Stored records
···

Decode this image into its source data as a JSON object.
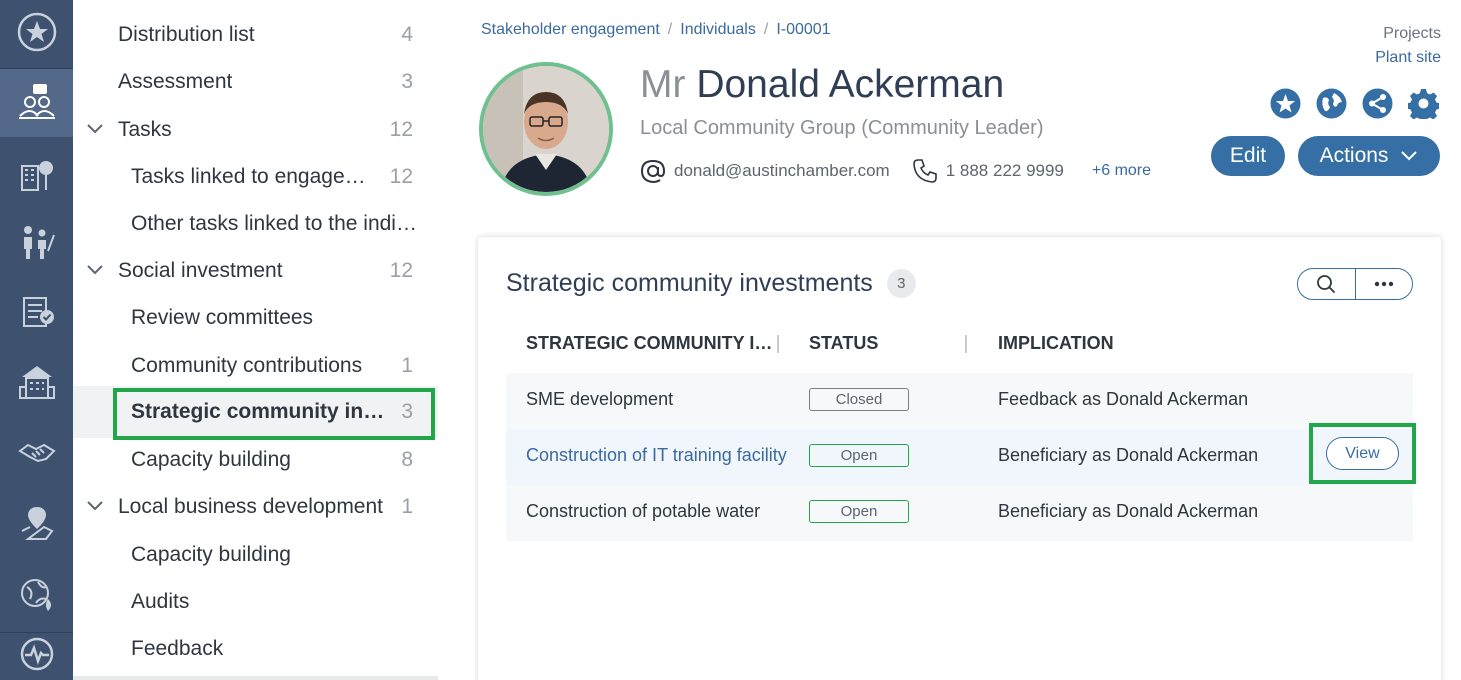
{
  "rail": {
    "icons": [
      "star-icon",
      "engagement-icon",
      "buildings-icon",
      "people-icon",
      "checklist-icon",
      "organization-icon",
      "handshake-icon",
      "map-pin-icon",
      "environment-icon",
      "activity-icon"
    ],
    "active_index": 1
  },
  "nav": {
    "items": [
      {
        "label": "Distribution list",
        "count": "4",
        "level": 0
      },
      {
        "label": "Assessment",
        "count": "3",
        "level": 0
      },
      {
        "label": "Tasks",
        "count": "12",
        "level": 0,
        "expanded": true
      },
      {
        "label": "Tasks linked to engagements",
        "count": "12",
        "level": 1
      },
      {
        "label": "Other tasks linked to the individual",
        "count": "",
        "level": 1
      },
      {
        "label": "Social investment",
        "count": "12",
        "level": 0,
        "expanded": true
      },
      {
        "label": "Review committees",
        "count": "",
        "level": 1
      },
      {
        "label": "Community contributions",
        "count": "1",
        "level": 1
      },
      {
        "label": "Strategic community investments",
        "count": "3",
        "level": 1,
        "selected": true
      },
      {
        "label": "Capacity building",
        "count": "8",
        "level": 1
      },
      {
        "label": "Local business development",
        "count": "1",
        "level": 0,
        "expanded": true
      },
      {
        "label": "Capacity building",
        "count": "",
        "level": 1
      },
      {
        "label": "Audits",
        "count": "",
        "level": 1
      },
      {
        "label": "Feedback",
        "count": "",
        "level": 1
      }
    ]
  },
  "breadcrumb": [
    "Stakeholder engagement",
    "Individuals",
    "I-00001"
  ],
  "projects": {
    "label": "Projects",
    "value": "Plant site"
  },
  "profile": {
    "honorific": "Mr",
    "name": "Donald Ackerman",
    "role": "Local Community Group (Community Leader)",
    "email": "donald@austinchamber.com",
    "phone": "1 888 222 9999",
    "more": "+6 more"
  },
  "header_actions": {
    "icons": [
      "favorite-icon",
      "globe-icon",
      "share-icon",
      "settings-icon"
    ],
    "edit_label": "Edit",
    "actions_label": "Actions"
  },
  "card": {
    "title": "Strategic community investments",
    "count": "3",
    "columns": [
      "STRATEGIC COMMUNITY INVESTMENT",
      "STATUS",
      "IMPLICATION"
    ],
    "rows": [
      {
        "name": "SME development",
        "status": "Closed",
        "implication": "Feedback as Donald Ackerman"
      },
      {
        "name": "Construction of IT training facility",
        "status": "Open",
        "implication": "Beneficiary as Donald Ackerman"
      },
      {
        "name": "Construction of potable water",
        "status": "Open",
        "implication": "Beneficiary as Donald Ackerman"
      }
    ],
    "view_label": "View"
  },
  "colors": {
    "rail": "#3e5270",
    "accent": "#356fa6",
    "highlight": "#21a649"
  }
}
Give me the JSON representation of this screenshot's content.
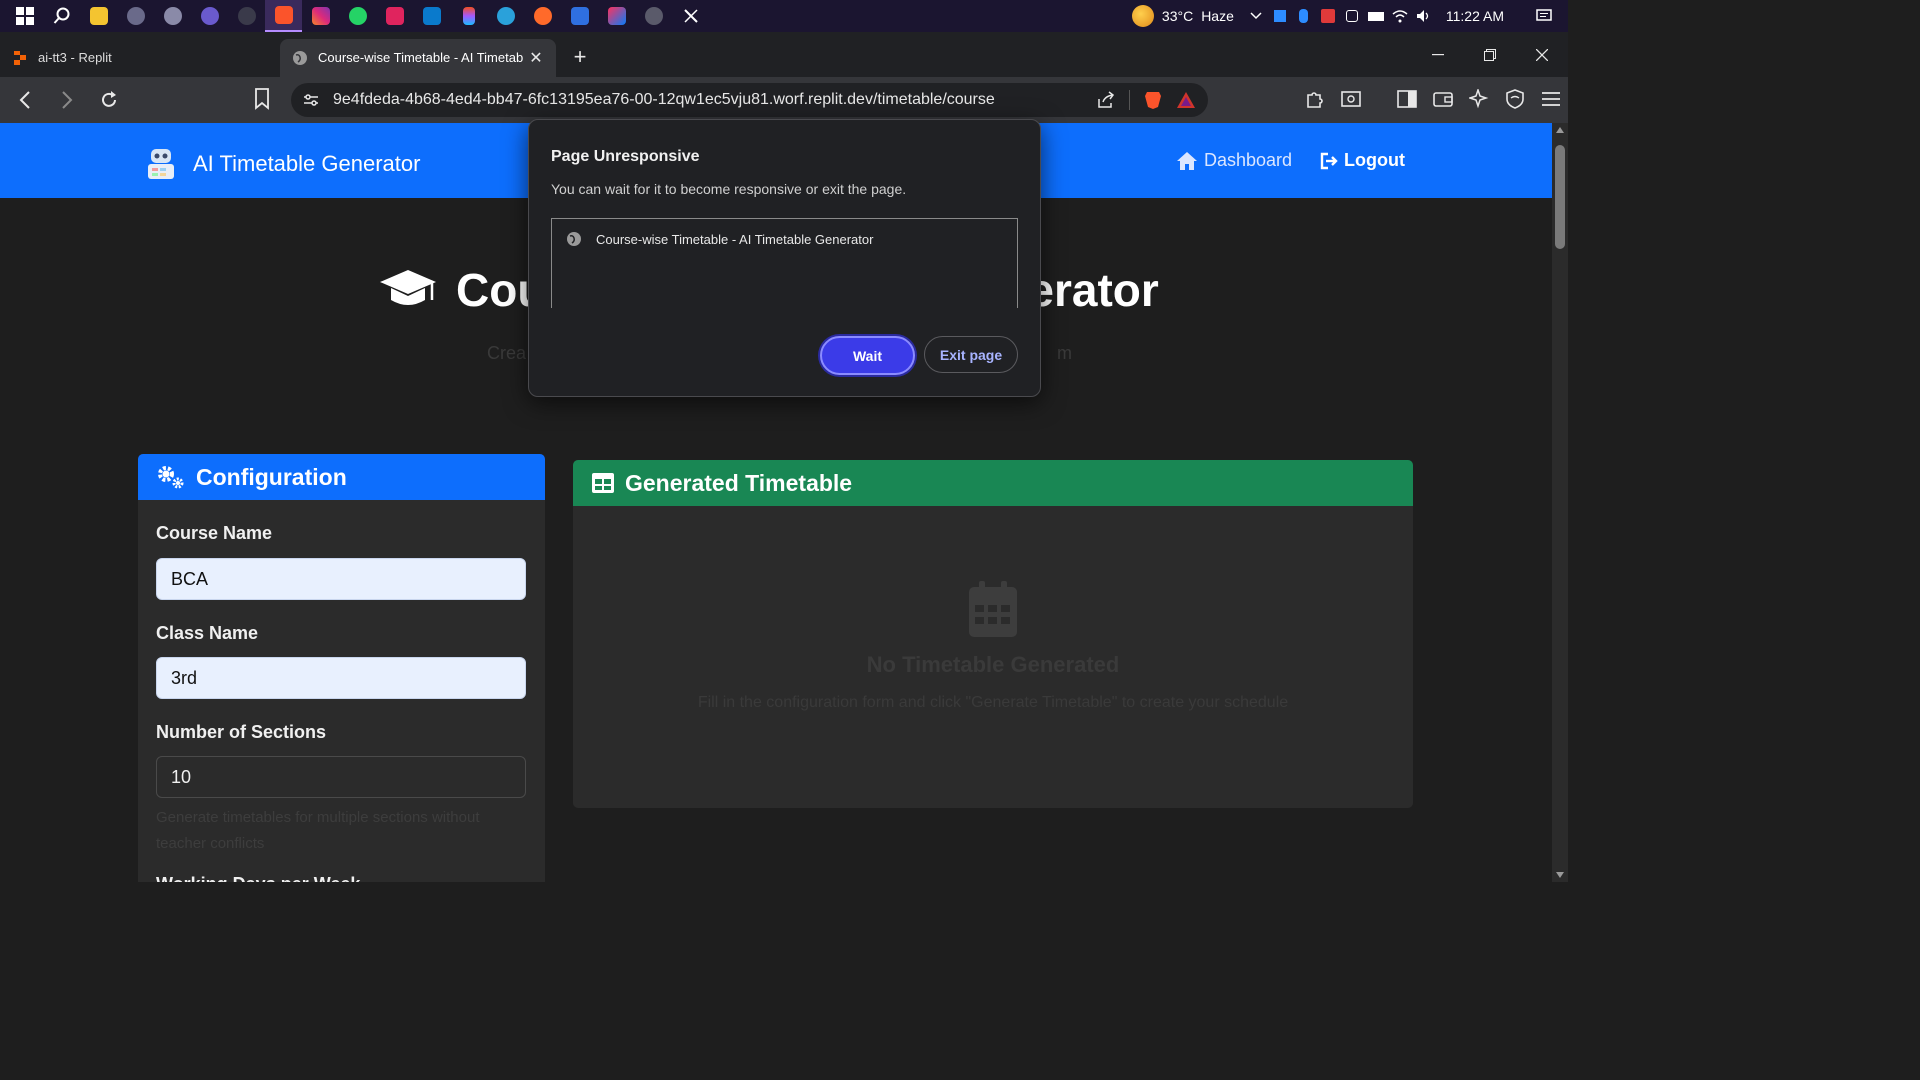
{
  "taskbar": {
    "apps": [
      "start",
      "search",
      "file-explorer",
      "app-1",
      "app-2",
      "app-3",
      "app-4",
      "brave",
      "instagram",
      "whatsapp",
      "app-5",
      "vscode",
      "figma",
      "telegram",
      "app-6",
      "app-7",
      "intellij",
      "app-8",
      "x"
    ],
    "weather": {
      "temperature": "33°C",
      "condition": "Haze"
    },
    "time": "11:22 AM"
  },
  "browser": {
    "tabs": [
      {
        "label": "ai-tt3 - Replit",
        "active": false
      },
      {
        "label": "Course-wise Timetable - AI Timetab",
        "active": true
      }
    ],
    "url": "9e4fdeda-4b68-4ed4-bb47-6fc13195ea76-00-12qw1ec5vju81.worf.replit.dev/timetable/course"
  },
  "app": {
    "brand": "AI Timetable Generator",
    "nav": {
      "dashboard": "Dashboard",
      "logout": "Logout"
    },
    "hero": {
      "title_left": "Cou",
      "title_right": "erator",
      "subtitle_left": "Crea",
      "subtitle_right": "m"
    },
    "config": {
      "title": "Configuration",
      "course_name_label": "Course Name",
      "course_name_value": "BCA",
      "class_name_label": "Class Name",
      "class_name_value": "3rd",
      "sections_label": "Number of Sections",
      "sections_value": "10",
      "sections_help": "Generate timetables for multiple sections without teacher conflicts",
      "next_label": "Working Days per Week"
    },
    "generated": {
      "title": "Generated Timetable",
      "empty_title": "No Timetable Generated",
      "empty_text": "Fill in the configuration form and click \"Generate Timetable\" to create your schedule"
    }
  },
  "dialog": {
    "title": "Page Unresponsive",
    "message": "You can wait for it to become responsive or exit the page.",
    "page_item": "Course-wise Timetable - AI Timetable Generator",
    "wait_label": "Wait",
    "exit_label": "Exit page"
  }
}
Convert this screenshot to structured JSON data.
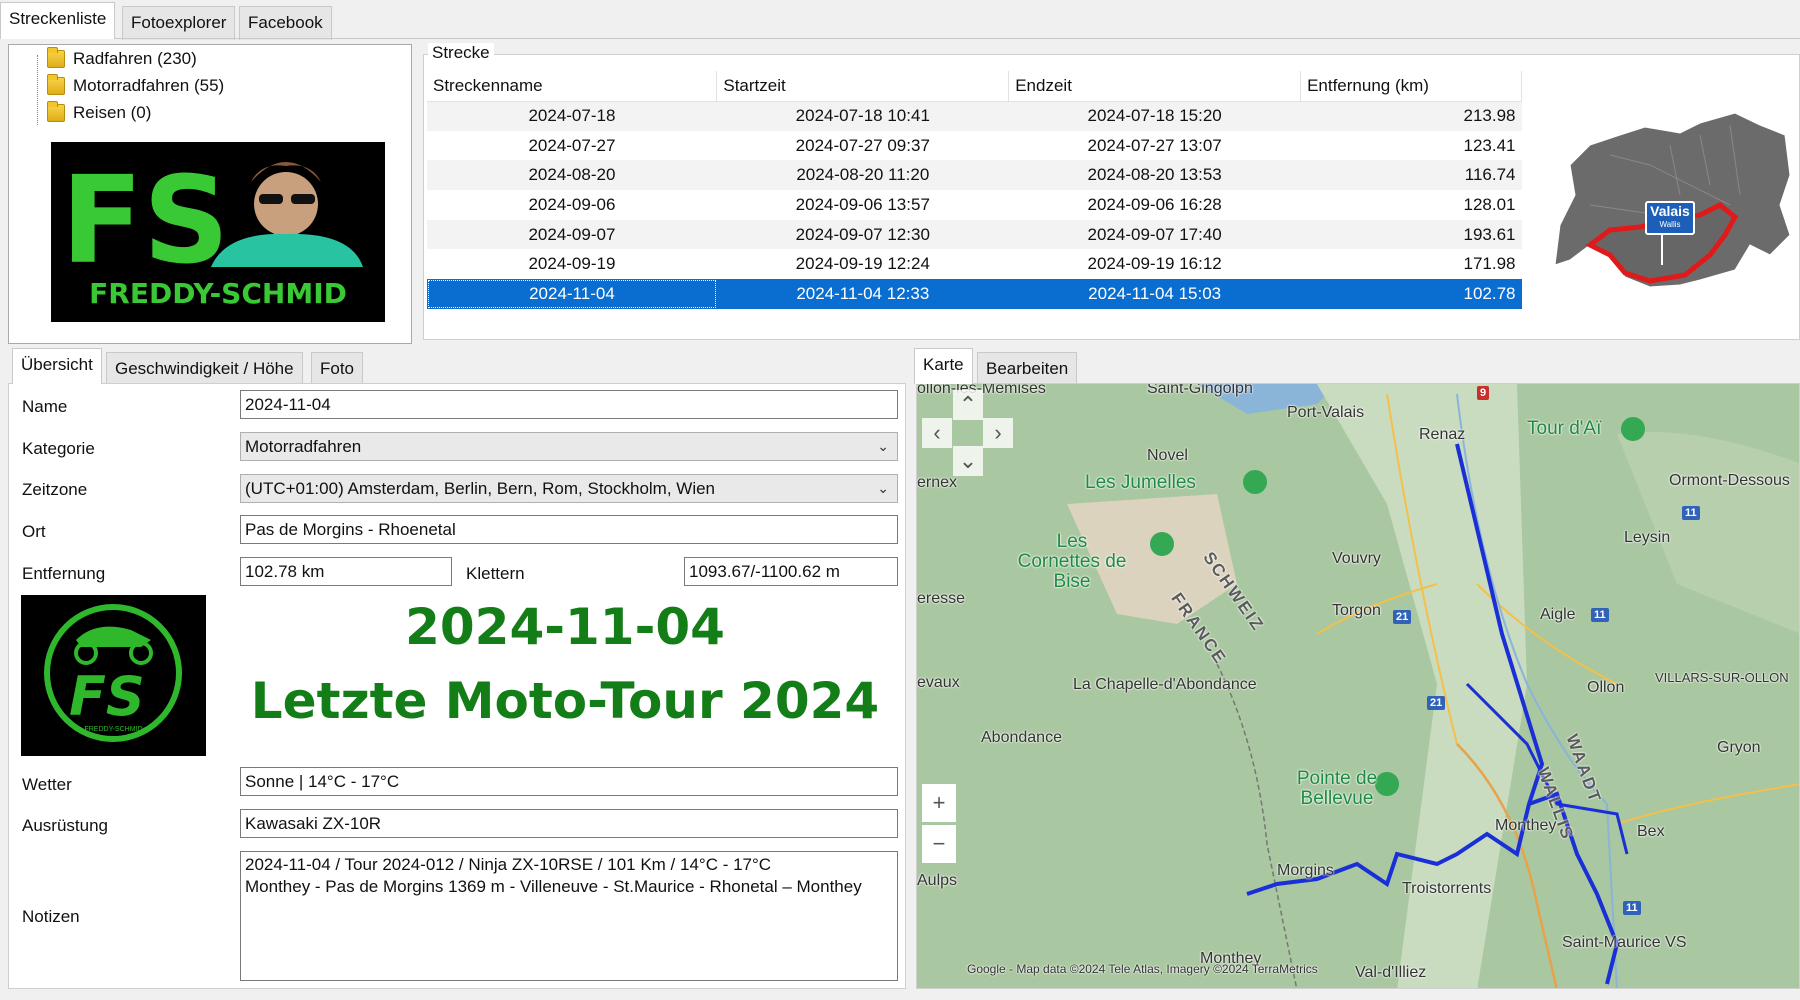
{
  "top_tabs": [
    "Streckenliste",
    "Fotoexplorer",
    "Facebook"
  ],
  "tree": {
    "items": [
      "Radfahren (230)",
      "Motorradfahren (55)",
      "Reisen (0)"
    ]
  },
  "logo_fs": {
    "letters": "FS",
    "text": "FREDDY-SCHMID"
  },
  "strecke": {
    "group_label": "Strecke",
    "columns": [
      "Streckenname",
      "Startzeit",
      "Endzeit",
      "Entfernung (km)"
    ],
    "rows": [
      [
        "2024-07-18",
        "2024-07-18 10:41",
        "2024-07-18 15:20",
        "213.98"
      ],
      [
        "2024-07-27",
        "2024-07-27 09:37",
        "2024-07-27 13:07",
        "123.41"
      ],
      [
        "2024-08-20",
        "2024-08-20 11:20",
        "2024-08-20 13:53",
        "116.74"
      ],
      [
        "2024-09-06",
        "2024-09-06 13:57",
        "2024-09-06 16:28",
        "128.01"
      ],
      [
        "2024-09-07",
        "2024-09-07 12:30",
        "2024-09-07 17:40",
        "193.61"
      ],
      [
        "2024-09-19",
        "2024-09-19 12:24",
        "2024-09-19 16:12",
        "171.98"
      ],
      [
        "2024-11-04",
        "2024-11-04 12:33",
        "2024-11-04 15:03",
        "102.78"
      ]
    ],
    "selected_row": 6
  },
  "canton": {
    "name": "Valais",
    "sub": "Wallis"
  },
  "detail_tabs": [
    "Übersicht",
    "Geschwindigkeit / Höhe",
    "Foto"
  ],
  "form": {
    "name_label": "Name",
    "name_value": "2024-11-04",
    "kategorie_label": "Kategorie",
    "kategorie_value": "Motorradfahren",
    "zeitzone_label": "Zeitzone",
    "zeitzone_value": "(UTC+01:00) Amsterdam, Berlin, Bern, Rom, Stockholm, Wien",
    "ort_label": "Ort",
    "ort_value": "Pas de Morgins - Rhoenetal",
    "entfernung_label": "Entfernung",
    "entfernung_value": "102.78 km",
    "klettern_label": "Klettern",
    "klettern_value": "1093.67/-1100.62 m",
    "wetter_label": "Wetter",
    "wetter_value": "Sonne | 14°C - 17°C",
    "ausruestung_label": "Ausrüstung",
    "ausruestung_value": "Kawasaki ZX-10R",
    "notizen_label": "Notizen",
    "notizen_line1": "2024-11-04 / Tour 2024-012 / Ninja ZX-10RSE / 101 Km / 14°C - 17°C",
    "notizen_line2": "Monthey - Pas de Morgins 1369 m - Villeneuve - St.Maurice - Rhonetal – Monthey"
  },
  "logo_small": {
    "letters": "FS",
    "text": "FREDDY-SCHMID"
  },
  "headline": {
    "line1": "2024-11-04",
    "line2": "Letzte Moto-Tour 2024"
  },
  "map_tabs": [
    "Karte",
    "Bearbeiten"
  ],
  "map": {
    "labels": [
      "Saint-Gingolph",
      "Port-Valais",
      "Novel",
      "Les Jumelles",
      "Les Cornettes de Bise",
      "Vouvry",
      "Torgon",
      "Aigle",
      "Ollon",
      "Tour d'Aï",
      "Ormont-Dessous",
      "Leysin",
      "La Chapelle-d'Abondance",
      "Abondance",
      "Pointe de Bellevue",
      "Morgins",
      "Troistorrents",
      "Monthey",
      "Bex",
      "Saint-Maurice VS",
      "Val-d'Illiez",
      "Gryon",
      "VILLARS-SUR-OLLON",
      "SCHWEIZ",
      "FRANCE",
      "WAADT",
      "WALLIS",
      "Renaz",
      "Aulps",
      "ollon-les-Memises",
      "ernex",
      "eresse",
      "evaux"
    ],
    "shields": [
      "9",
      "21",
      "21",
      "11",
      "11",
      "11"
    ],
    "attribution": "Google - Map data ©2024 Tele Atlas, Imagery ©2024 TerraMetrics",
    "zoom_in": "+",
    "zoom_out": "−"
  },
  "colors": {
    "accent": "#0a6ed1",
    "route": "#1b2fd6",
    "headline": "#137d17",
    "map_bg": "#a8c9a0"
  }
}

···

→ **The exercise**:
Which lines hold the word "Tour"? Copy each of them from the records.

→ **Exercise result**:
    "notizen_line1": "2024-11-04 / Tour 2024-012 / Ninja ZX-10RSE / 101 Km / 14°C - 17°C",
    "line2": "Letzte Moto-Tour 2024"
      "Tour d'Aï",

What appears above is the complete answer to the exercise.